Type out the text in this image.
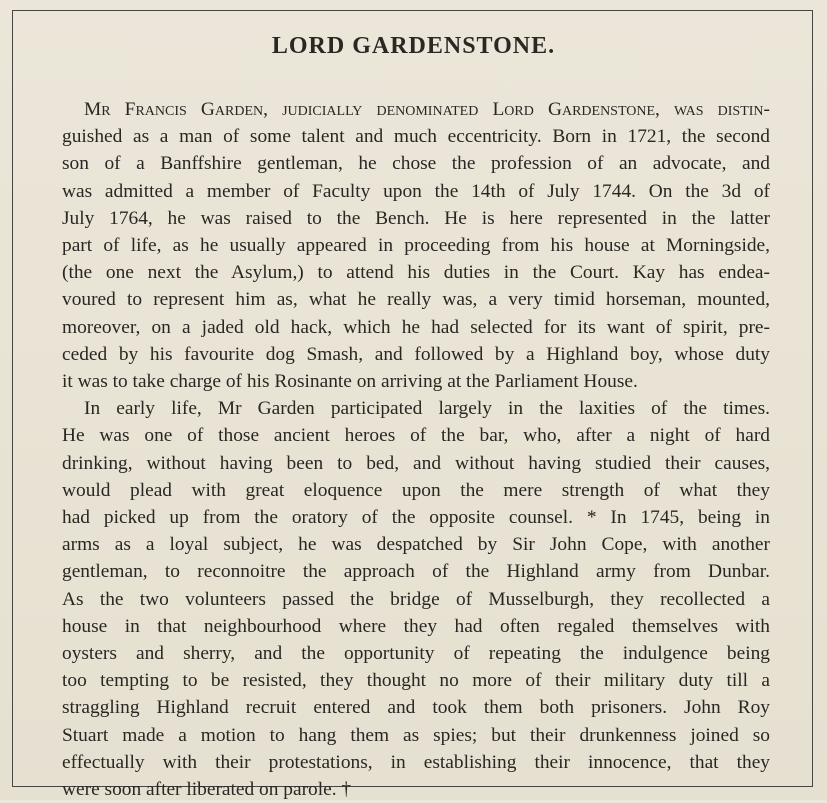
LORD GARDENSTONE.
Mr Francis Garden, judicially denominated Lord Gardenstone, was distin-
guished as a man of some talent and much eccentricity. Born in 1721, the second
son of a Banffshire gentleman, he chose the profession of an advocate, and
was admitted a member of Faculty upon the 14th of July 1744. On the 3d of
July 1764, he was raised to the Bench. He is here represented in the latter
part of life, as he usually appeared in proceeding from his house at Morningside,
(the one next the Asylum,) to attend his duties in the Court. Kay has endea-
voured to represent him as, what he really was, a very timid horseman, mounted,
moreover, on a jaded old hack, which he had selected for its want of spirit, pre-
ceded by his favourite dog Smash, and followed by a Highland boy, whose duty
it was to take charge of his Rosinante on arriving at the Parliament House.
In early life, Mr Garden participated largely in the laxities of the times.
He was one of those ancient heroes of the bar, who, after a night of hard
drinking, without having been to bed, and without having studied their causes,
would plead with great eloquence upon the mere strength of what they
had picked up from the oratory of the opposite counsel. * In 1745, being in
arms as a loyal subject, he was despatched by Sir John Cope, with another
gentleman, to reconnoitre the approach of the Highland army from Dunbar.
As the two volunteers passed the bridge of Musselburgh, they recollected a
house in that neighbourhood where they had often regaled themselves with
oysters and sherry, and the opportunity of repeating the indulgence being
too tempting to be resisted, they thought no more of their military duty till a
straggling Highland recruit entered and took them both prisoners. John Roy
Stuart made a motion to hang them as spies; but their drunkenness joined so
effectually with their protestations, in establishing their innocence, that they
were soon after liberated on parole. †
------------------------------
The request
Look through the entries above. Extract each line with the word "duty".

Task solution
ceded by his favourite dog Smash, and followed by a Highland boy, whose duty
too tempting to be resisted, they thought no more of their military duty till a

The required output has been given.